:: TEXT FOR ANALYSIS ::
In force from 9 November, the new protocol will govern the actions and conduct of parties in dispute in construction and engineering cases before formal court proceedings begin.

The changes include the introduction of a new, optional, 'protocol referee procedure', which will allow parties that have opted in to seek advice on compliance from an independent referee. Parties will also be able to opt out of using the protocol altogether, providing that they all consent to this.

Construction disputes expert Benjamin Smith of Pinsent Masons, the law firm behind Out-Law.com, welcomed the changes.

"By reformulating and simplifying the requirements of the protocol – for example, limiting the volume of information exchanged between the parties to 'brief summaries' which are 'proportionate' to the nature and value of the dispute - the updates should allow for a more streamlined and efficient pre-action process," he said. "Albeit such limitations are by their nature subjective, it will undoubtedly give parties and their legal representatives pause for thought when preparing submissions in order to ensure they are compliant with the new protocol."

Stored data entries
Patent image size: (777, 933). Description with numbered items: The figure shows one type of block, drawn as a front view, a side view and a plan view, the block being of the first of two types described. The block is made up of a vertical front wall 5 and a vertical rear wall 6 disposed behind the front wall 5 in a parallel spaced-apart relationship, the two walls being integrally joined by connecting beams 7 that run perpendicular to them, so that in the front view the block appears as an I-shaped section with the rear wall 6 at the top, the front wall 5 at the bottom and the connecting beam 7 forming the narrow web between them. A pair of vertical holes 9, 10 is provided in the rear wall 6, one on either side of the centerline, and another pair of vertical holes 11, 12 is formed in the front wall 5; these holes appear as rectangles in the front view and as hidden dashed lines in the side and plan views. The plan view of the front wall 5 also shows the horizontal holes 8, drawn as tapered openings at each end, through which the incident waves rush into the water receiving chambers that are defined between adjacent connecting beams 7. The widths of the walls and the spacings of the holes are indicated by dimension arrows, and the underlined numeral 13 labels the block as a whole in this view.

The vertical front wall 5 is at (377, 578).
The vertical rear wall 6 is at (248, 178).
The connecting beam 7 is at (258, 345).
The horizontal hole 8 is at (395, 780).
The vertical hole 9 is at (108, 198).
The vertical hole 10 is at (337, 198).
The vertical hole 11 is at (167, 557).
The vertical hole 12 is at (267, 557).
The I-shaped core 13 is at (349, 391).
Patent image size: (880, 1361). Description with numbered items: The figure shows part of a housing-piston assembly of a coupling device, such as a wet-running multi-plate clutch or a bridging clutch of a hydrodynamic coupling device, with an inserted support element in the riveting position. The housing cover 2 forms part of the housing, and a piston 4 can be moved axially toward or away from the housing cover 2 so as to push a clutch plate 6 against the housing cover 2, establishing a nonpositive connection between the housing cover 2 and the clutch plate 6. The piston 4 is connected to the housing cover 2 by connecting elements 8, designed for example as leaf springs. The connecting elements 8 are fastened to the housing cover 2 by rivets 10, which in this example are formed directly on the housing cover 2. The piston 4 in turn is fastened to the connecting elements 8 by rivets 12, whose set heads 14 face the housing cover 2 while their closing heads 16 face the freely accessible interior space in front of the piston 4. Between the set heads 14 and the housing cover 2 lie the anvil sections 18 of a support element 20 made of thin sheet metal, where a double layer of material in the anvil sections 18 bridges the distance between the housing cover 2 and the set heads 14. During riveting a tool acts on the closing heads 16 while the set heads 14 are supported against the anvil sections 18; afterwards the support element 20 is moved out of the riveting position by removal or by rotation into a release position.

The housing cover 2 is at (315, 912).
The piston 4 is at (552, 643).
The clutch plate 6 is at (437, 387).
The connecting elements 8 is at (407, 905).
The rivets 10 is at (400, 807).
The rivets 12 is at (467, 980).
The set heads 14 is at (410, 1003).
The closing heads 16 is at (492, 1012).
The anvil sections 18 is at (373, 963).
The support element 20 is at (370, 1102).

:: WORK REQUEST ::
Continue the article about the new pre-action protocol for construction and engineering disputes from the point where it stops. This data was taken from a different source than the text.

:: REPLY TO THE EXERCISE ::
"In this respect, given the parties will have to opt in to use the new protocol referee procedure, it  will be interesting to see whether parties agree that the procedure should apply – and if they are willing to implement the procedure in the event of non-compliance with the protocol by the other party. It is also worth mentioning that the parties can also agree that the pre-action protocol will not apply to the dispute, although it is hard to see circumstances in which the parties would agree to this except for in the most straightforward of cases," he said.

The new protocol will apply to all construction and engineering disputes including building and construction disputes; claims by or against engineers, surveyors and architects; and claims relating to the quality of materials used or work undertaken. These claims are typically heard by the Technology and Construction Court (TCC) division of the High Court.

The protocol was developed jointly by specialist bar association the Technology and Construction Bar Association (TECBAR) and TeCSA, the Technology and Construction Solicitors' Association. It replaces the previous pre-action protocol, which came into force in October 2000 and was amended in 2007.

Once in force, parties will no longer be required by the wording of the protocol to provide each other with "full" information as part of the pre-action process, but rather "sufficient information broadly to allow the parties to understand each other's position and make informed decisions about settlement and how to proceed". The requirement to keep the letter of claim simple, and costs modest, has been broadened from merely lower value claims to "many cases, including those of modest value".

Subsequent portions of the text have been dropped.